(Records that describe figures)
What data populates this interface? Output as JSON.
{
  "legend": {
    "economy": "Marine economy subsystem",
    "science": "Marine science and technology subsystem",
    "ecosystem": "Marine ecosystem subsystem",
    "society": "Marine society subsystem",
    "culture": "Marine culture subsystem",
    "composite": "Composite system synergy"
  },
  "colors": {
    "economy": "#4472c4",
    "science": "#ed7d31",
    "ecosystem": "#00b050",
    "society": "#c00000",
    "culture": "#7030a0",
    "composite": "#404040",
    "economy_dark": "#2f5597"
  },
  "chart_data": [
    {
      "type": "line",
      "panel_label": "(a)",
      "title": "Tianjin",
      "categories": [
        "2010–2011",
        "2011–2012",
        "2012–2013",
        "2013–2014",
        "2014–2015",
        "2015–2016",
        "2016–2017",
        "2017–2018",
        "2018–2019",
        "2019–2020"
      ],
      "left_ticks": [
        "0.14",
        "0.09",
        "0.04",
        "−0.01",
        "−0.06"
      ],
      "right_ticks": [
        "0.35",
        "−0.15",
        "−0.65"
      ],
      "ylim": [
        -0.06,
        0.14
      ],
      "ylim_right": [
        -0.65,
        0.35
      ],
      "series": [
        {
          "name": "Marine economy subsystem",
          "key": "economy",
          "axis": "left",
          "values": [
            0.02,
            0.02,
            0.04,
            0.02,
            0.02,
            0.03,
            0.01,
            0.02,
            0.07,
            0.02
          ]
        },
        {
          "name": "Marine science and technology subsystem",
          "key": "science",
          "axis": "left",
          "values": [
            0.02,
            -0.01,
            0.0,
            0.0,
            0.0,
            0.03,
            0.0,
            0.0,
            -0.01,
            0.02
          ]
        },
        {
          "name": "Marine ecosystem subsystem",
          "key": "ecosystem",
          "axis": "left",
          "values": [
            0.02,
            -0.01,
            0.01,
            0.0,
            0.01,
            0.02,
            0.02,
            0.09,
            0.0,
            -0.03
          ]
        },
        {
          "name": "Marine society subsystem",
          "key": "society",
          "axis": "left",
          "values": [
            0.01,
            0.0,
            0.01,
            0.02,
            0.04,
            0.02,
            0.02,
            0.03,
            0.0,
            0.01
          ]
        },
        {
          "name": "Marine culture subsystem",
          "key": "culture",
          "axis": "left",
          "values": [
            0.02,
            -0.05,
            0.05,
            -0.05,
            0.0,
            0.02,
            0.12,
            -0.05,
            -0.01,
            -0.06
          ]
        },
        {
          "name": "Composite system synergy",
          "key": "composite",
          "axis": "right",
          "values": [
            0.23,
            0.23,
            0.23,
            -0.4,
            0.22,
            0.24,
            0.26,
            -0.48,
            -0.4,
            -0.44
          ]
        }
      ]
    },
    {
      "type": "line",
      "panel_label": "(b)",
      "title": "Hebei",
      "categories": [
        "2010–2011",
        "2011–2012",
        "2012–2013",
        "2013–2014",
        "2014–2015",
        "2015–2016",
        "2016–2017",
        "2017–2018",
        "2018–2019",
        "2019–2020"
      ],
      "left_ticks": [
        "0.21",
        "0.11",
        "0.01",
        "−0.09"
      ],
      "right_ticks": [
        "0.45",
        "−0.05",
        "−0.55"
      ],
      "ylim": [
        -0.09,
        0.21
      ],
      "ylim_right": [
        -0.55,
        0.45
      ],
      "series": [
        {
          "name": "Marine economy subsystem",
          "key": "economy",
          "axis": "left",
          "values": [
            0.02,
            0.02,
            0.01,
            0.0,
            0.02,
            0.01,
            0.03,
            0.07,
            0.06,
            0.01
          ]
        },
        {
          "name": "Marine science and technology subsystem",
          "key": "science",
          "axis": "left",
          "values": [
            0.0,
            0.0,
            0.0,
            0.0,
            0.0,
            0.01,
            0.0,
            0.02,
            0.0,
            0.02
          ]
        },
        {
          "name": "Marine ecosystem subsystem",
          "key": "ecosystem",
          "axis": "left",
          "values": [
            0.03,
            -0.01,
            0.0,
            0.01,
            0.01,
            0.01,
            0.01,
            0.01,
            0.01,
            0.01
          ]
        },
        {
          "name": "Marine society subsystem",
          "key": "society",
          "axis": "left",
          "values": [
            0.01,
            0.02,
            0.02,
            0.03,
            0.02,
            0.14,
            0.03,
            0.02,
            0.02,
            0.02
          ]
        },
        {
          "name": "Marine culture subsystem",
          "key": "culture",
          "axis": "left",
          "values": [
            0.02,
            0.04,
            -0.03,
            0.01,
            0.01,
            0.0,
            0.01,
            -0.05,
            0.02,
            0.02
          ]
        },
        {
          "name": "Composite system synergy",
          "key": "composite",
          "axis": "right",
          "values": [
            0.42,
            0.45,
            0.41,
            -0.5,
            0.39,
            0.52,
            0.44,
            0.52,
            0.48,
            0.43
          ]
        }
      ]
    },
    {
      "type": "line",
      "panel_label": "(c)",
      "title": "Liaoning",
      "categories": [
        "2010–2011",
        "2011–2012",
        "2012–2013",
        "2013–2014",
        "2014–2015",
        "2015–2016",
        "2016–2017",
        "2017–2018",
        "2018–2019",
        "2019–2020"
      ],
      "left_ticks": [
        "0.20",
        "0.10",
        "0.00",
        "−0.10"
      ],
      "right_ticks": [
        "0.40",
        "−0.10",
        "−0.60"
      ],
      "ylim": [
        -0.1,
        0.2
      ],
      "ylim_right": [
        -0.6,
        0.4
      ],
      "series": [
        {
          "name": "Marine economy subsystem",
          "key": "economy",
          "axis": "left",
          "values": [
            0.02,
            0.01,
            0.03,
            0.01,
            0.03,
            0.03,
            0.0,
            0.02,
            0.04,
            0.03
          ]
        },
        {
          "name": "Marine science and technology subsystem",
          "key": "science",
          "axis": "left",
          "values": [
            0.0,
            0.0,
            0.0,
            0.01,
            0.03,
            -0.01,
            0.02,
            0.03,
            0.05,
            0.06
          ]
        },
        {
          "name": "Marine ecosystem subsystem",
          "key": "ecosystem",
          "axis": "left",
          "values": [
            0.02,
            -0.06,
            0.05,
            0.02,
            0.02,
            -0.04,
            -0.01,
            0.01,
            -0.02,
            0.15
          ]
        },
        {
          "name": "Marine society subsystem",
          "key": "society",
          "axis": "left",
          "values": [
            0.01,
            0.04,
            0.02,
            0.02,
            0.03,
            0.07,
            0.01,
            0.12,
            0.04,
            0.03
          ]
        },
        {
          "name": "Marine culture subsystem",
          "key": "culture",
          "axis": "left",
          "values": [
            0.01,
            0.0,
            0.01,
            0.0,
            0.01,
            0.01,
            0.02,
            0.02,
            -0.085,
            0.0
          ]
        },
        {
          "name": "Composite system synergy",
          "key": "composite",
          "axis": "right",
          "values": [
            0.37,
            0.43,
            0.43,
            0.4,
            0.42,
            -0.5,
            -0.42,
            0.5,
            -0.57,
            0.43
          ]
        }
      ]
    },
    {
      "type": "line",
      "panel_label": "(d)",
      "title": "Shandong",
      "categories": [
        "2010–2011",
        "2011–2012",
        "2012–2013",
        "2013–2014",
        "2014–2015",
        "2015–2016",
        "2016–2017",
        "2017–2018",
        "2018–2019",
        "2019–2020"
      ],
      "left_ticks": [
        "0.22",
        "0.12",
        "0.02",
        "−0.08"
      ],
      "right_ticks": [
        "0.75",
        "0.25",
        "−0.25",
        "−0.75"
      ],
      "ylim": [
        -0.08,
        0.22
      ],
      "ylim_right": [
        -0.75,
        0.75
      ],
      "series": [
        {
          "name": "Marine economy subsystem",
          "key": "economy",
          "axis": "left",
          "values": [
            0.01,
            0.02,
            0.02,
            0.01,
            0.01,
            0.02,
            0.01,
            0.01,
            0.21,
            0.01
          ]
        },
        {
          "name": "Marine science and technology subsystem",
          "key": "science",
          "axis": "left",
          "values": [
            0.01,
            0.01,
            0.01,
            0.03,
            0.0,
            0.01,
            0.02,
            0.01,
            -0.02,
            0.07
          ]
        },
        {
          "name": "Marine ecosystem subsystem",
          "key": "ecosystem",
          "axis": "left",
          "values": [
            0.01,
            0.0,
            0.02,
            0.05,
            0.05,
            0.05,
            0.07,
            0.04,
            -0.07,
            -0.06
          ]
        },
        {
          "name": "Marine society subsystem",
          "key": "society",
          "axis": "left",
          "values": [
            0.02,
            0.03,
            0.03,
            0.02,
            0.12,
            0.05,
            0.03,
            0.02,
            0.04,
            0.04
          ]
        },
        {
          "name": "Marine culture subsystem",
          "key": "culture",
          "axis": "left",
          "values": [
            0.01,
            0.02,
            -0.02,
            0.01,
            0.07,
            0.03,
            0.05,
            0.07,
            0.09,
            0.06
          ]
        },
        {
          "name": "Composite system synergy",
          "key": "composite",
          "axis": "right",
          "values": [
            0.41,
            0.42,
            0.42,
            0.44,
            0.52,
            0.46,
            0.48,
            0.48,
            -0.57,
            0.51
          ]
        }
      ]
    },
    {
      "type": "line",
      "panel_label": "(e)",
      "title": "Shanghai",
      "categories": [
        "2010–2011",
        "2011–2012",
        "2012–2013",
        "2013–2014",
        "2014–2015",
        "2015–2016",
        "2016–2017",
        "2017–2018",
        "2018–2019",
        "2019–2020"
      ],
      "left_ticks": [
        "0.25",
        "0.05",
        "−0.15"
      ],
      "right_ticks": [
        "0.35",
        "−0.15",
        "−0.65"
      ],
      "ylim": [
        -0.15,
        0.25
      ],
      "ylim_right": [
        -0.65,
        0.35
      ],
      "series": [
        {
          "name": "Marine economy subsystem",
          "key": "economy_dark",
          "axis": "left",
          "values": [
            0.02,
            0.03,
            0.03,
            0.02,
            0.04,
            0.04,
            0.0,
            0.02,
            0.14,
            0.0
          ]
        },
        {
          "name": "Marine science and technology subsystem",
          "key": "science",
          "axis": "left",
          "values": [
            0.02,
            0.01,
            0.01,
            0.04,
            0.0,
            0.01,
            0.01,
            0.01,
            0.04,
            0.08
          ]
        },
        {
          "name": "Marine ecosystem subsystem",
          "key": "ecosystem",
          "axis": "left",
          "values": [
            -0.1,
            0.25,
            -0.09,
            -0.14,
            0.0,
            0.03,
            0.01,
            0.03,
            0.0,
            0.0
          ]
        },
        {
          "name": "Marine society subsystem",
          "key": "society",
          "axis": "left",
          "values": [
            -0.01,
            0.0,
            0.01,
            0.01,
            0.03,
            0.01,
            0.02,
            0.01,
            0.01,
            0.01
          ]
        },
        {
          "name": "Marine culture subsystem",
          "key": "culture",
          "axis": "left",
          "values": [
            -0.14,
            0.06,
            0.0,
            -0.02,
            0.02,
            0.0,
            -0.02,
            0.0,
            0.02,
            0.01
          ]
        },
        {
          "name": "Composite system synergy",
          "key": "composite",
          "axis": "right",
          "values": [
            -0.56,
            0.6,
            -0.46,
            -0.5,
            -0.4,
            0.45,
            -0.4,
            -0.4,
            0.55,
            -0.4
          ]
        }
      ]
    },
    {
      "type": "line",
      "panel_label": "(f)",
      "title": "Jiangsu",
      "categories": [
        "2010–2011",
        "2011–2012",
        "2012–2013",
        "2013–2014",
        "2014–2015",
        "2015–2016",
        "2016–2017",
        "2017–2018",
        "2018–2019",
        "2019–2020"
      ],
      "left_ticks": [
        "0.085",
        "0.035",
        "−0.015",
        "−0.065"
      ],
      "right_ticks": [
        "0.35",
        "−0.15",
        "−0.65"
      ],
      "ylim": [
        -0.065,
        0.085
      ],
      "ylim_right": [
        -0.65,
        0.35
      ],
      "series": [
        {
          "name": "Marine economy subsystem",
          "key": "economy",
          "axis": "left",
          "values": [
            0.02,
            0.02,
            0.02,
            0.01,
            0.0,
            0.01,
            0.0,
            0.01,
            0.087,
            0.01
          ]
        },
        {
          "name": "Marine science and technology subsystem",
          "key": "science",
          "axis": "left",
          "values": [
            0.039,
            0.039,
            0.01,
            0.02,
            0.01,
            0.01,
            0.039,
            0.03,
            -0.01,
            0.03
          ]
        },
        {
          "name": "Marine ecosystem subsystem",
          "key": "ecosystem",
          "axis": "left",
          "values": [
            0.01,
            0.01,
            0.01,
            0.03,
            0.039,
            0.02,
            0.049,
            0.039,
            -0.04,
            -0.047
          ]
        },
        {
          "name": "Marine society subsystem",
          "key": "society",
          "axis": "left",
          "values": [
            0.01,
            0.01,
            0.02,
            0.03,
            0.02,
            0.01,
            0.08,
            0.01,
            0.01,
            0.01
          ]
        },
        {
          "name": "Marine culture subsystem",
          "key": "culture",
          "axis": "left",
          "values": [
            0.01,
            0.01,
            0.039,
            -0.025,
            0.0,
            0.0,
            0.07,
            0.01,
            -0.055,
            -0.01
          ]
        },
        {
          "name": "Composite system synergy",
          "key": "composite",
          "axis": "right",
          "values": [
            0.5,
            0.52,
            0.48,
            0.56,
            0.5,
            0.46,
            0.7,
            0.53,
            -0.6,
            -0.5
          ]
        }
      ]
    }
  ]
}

Task to carry out:
Figure out how many lines of the data above include "title", then give the number and nothing more.

Correct result:
6